The problem: Find and copy each line of the records where the string "title" shows up.

Extracted records:

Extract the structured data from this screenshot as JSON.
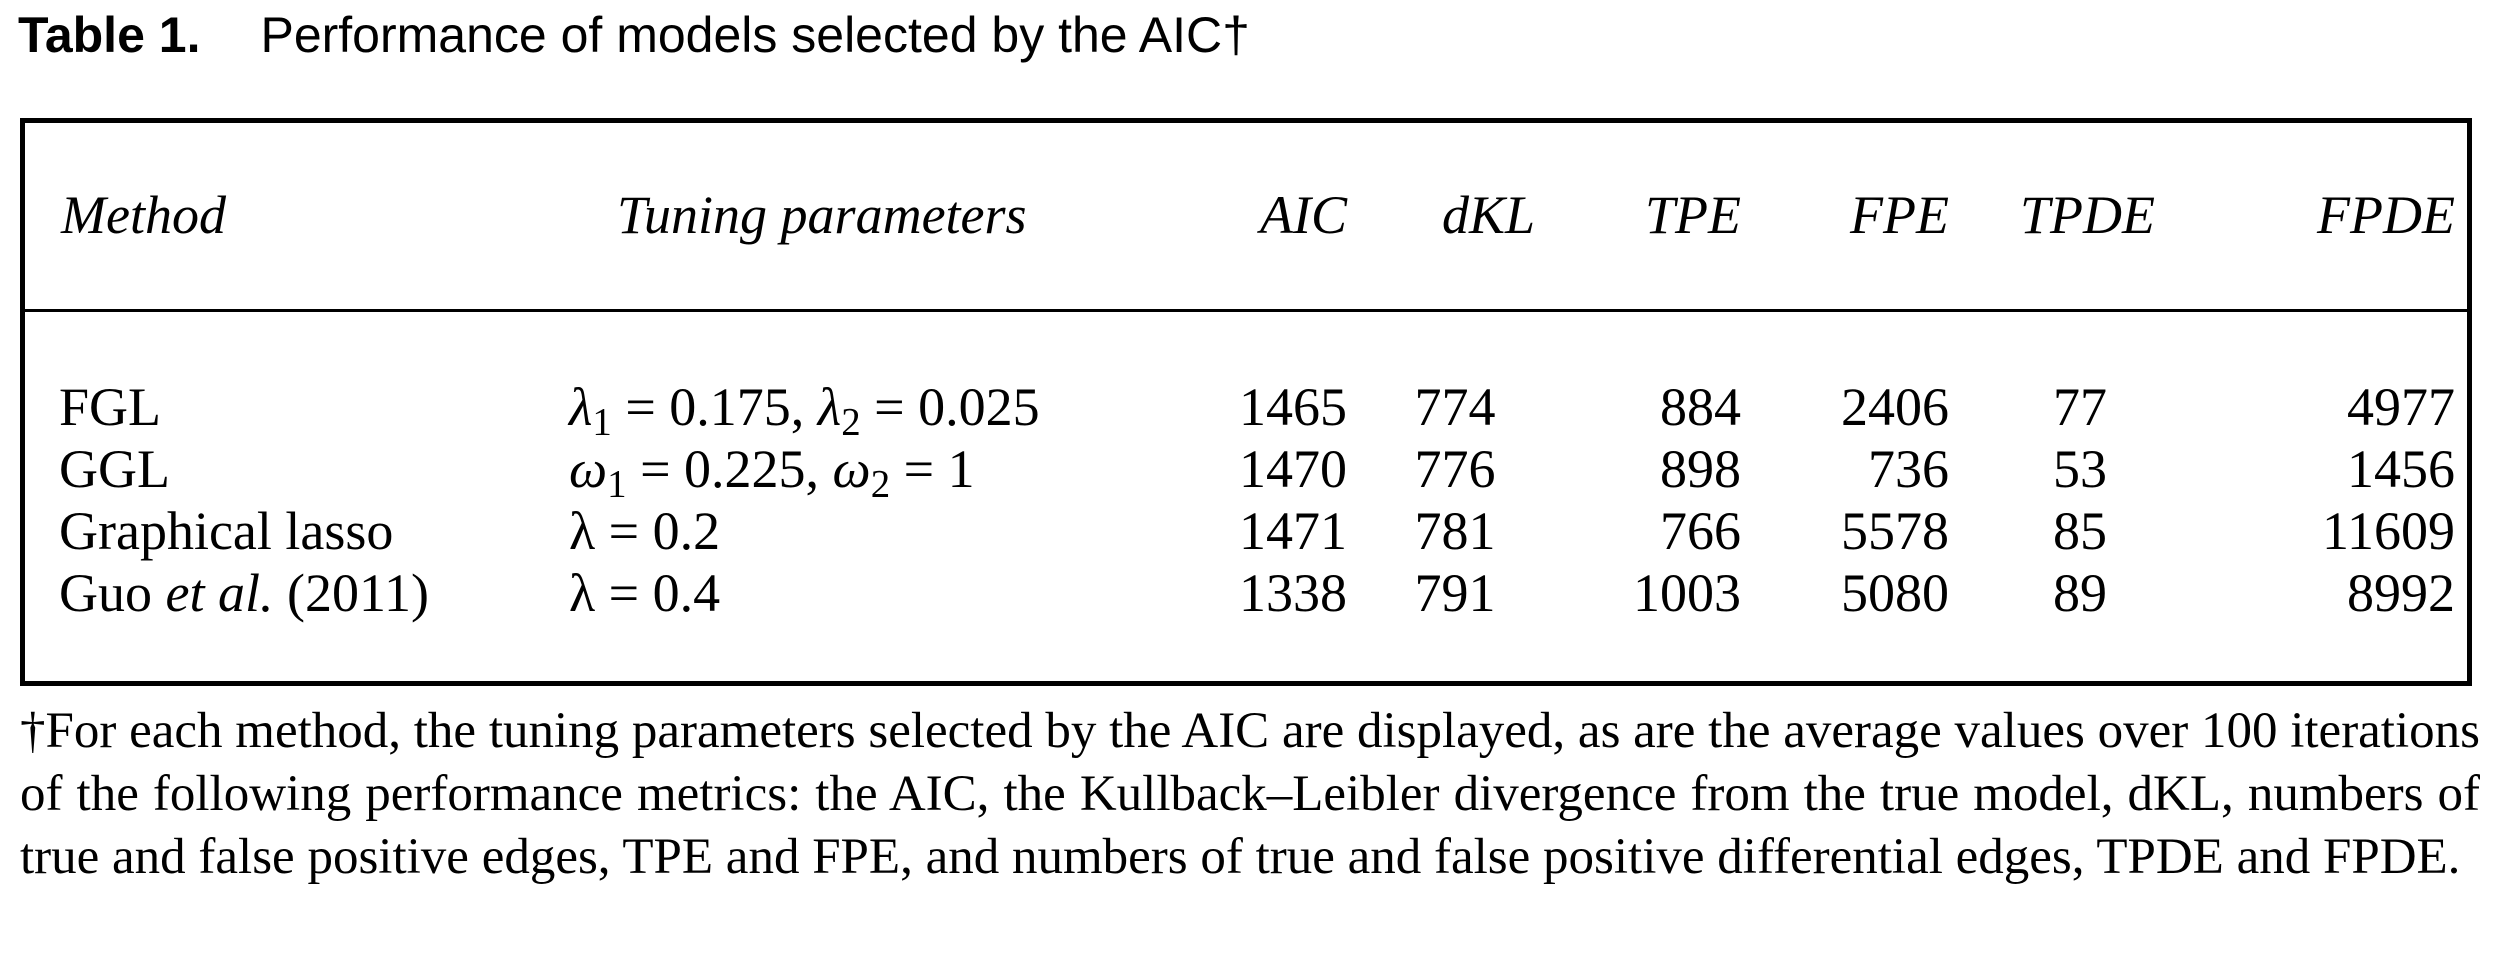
{
  "caption": {
    "label": "Table 1.",
    "title": "Performance of models selected by the AIC†"
  },
  "table": {
    "headers": {
      "method": "Method",
      "tuning": "Tuning parameters",
      "aic": "AIC",
      "dkl": "dKL",
      "tpe": "TPE",
      "fpe": "FPE",
      "tpde": "TPDE",
      "fpde": "FPDE"
    },
    "rows": [
      {
        "method": "FGL",
        "param1_symbol": "λ",
        "param1_sub": "1",
        "param1_value": " = 0.175, ",
        "param2_symbol": "λ",
        "param2_sub": "2",
        "param2_value": " = 0.025",
        "aic": "1465",
        "dkl": "774",
        "tpe": "884",
        "fpe": "2406",
        "tpde": "77",
        "fpde": "4977"
      },
      {
        "method": "GGL",
        "param1_symbol": "ω",
        "param1_sub": "1",
        "param1_value": " = 0.225, ",
        "param2_symbol": "ω",
        "param2_sub": "2",
        "param2_value": " = 1",
        "aic": "1470",
        "dkl": "776",
        "tpe": "898",
        "fpe": "736",
        "tpde": "53",
        "fpde": "1456"
      },
      {
        "method": "Graphical lasso",
        "param_text": "λ = 0.2",
        "aic": "1471",
        "dkl": "781",
        "tpe": "766",
        "fpe": "5578",
        "tpde": "85",
        "fpde": "11609"
      },
      {
        "method_pre": "Guo ",
        "method_italic": "et al.",
        "method_post": " (2011)",
        "param_text": "λ = 0.4",
        "aic": "1338",
        "dkl": "791",
        "tpe": "1003",
        "fpe": "5080",
        "tpde": "89",
        "fpde": "8992"
      }
    ]
  },
  "footnote": "†For each method, the tuning parameters selected by the AIC are displayed, as are the average values over 100 iterations of the following performance metrics: the AIC, the Kullback–Leibler divergence from the true model, dKL, numbers of true and false positive edges, TPE and FPE, and numbers of true and false positive differential edges, TPDE and FPDE."
}
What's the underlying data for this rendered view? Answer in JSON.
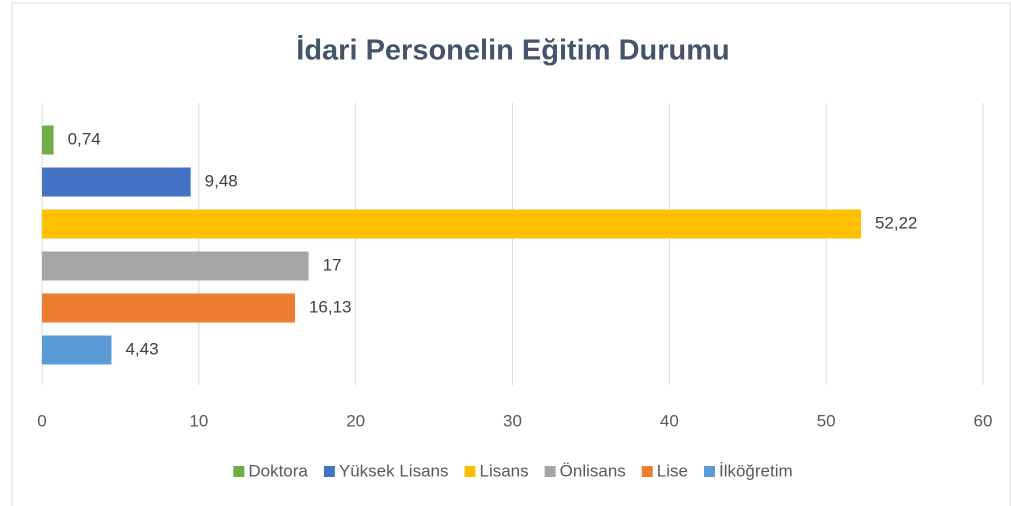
{
  "chart_data": {
    "type": "bar",
    "orientation": "horizontal",
    "title": "İdari Personelin Eğitim Durumu",
    "categories": [
      null
    ],
    "series": [
      {
        "name": "Doktora",
        "color": "#70ad47",
        "values": [
          0.74
        ],
        "value_labels": [
          "0,74"
        ]
      },
      {
        "name": "Yüksek Lisans",
        "color": "#4472c4",
        "values": [
          9.48
        ],
        "value_labels": [
          "9,48"
        ]
      },
      {
        "name": "Lisans",
        "color": "#ffc000",
        "values": [
          52.22
        ],
        "value_labels": [
          "52,22"
        ]
      },
      {
        "name": "Önlisans",
        "color": "#a5a5a5",
        "values": [
          17
        ]
      },
      {
        "name": "Lise",
        "color": "#ed7d31",
        "values": [
          16.13
        ],
        "value_labels": [
          "16,13"
        ]
      },
      {
        "name": "İlköğretim",
        "color": "#5b9bd5",
        "values": [
          4.43
        ],
        "value_labels": [
          "4,43"
        ]
      }
    ],
    "xlim": [
      0,
      60
    ],
    "xticks": [
      0,
      10,
      20,
      30,
      40,
      50,
      60
    ],
    "grid": true,
    "legend": "bottom"
  }
}
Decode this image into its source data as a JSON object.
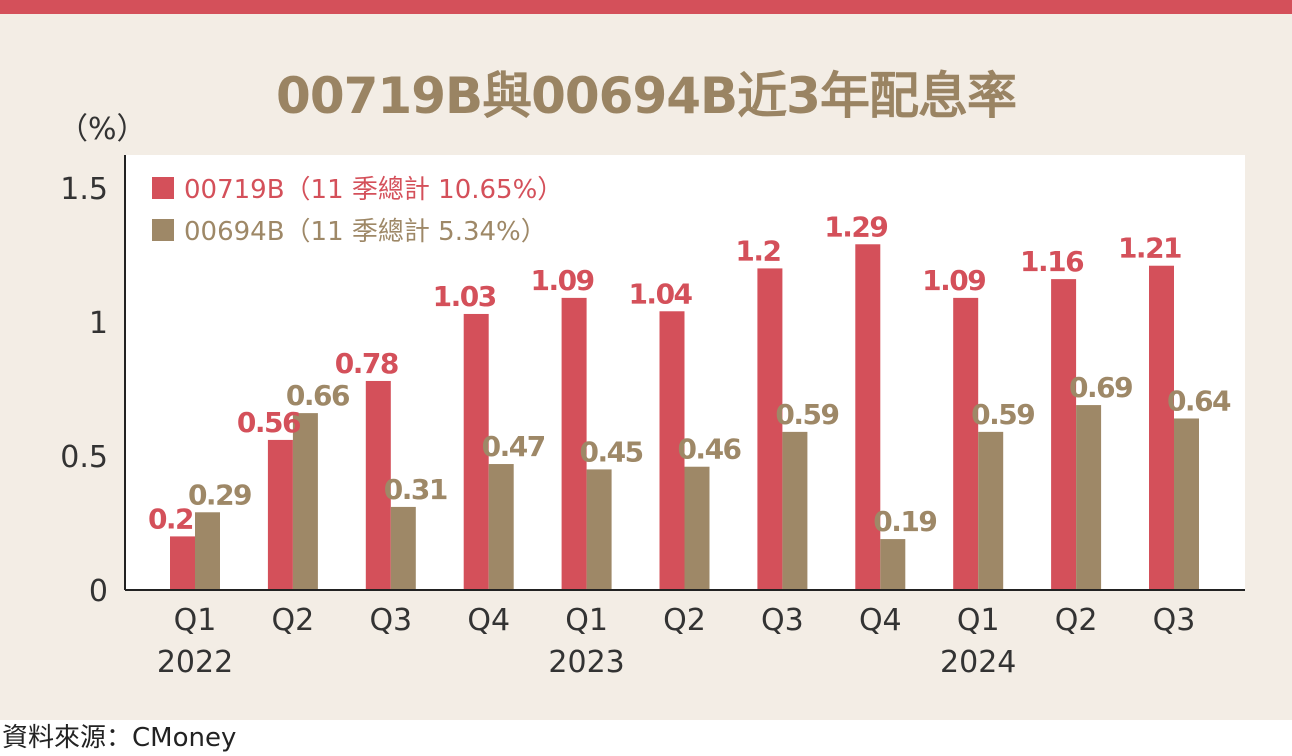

Task output:
    "title": "Performance of models selected by the AIC†"
    "title": "İdari Personelin Eğitim Durumu",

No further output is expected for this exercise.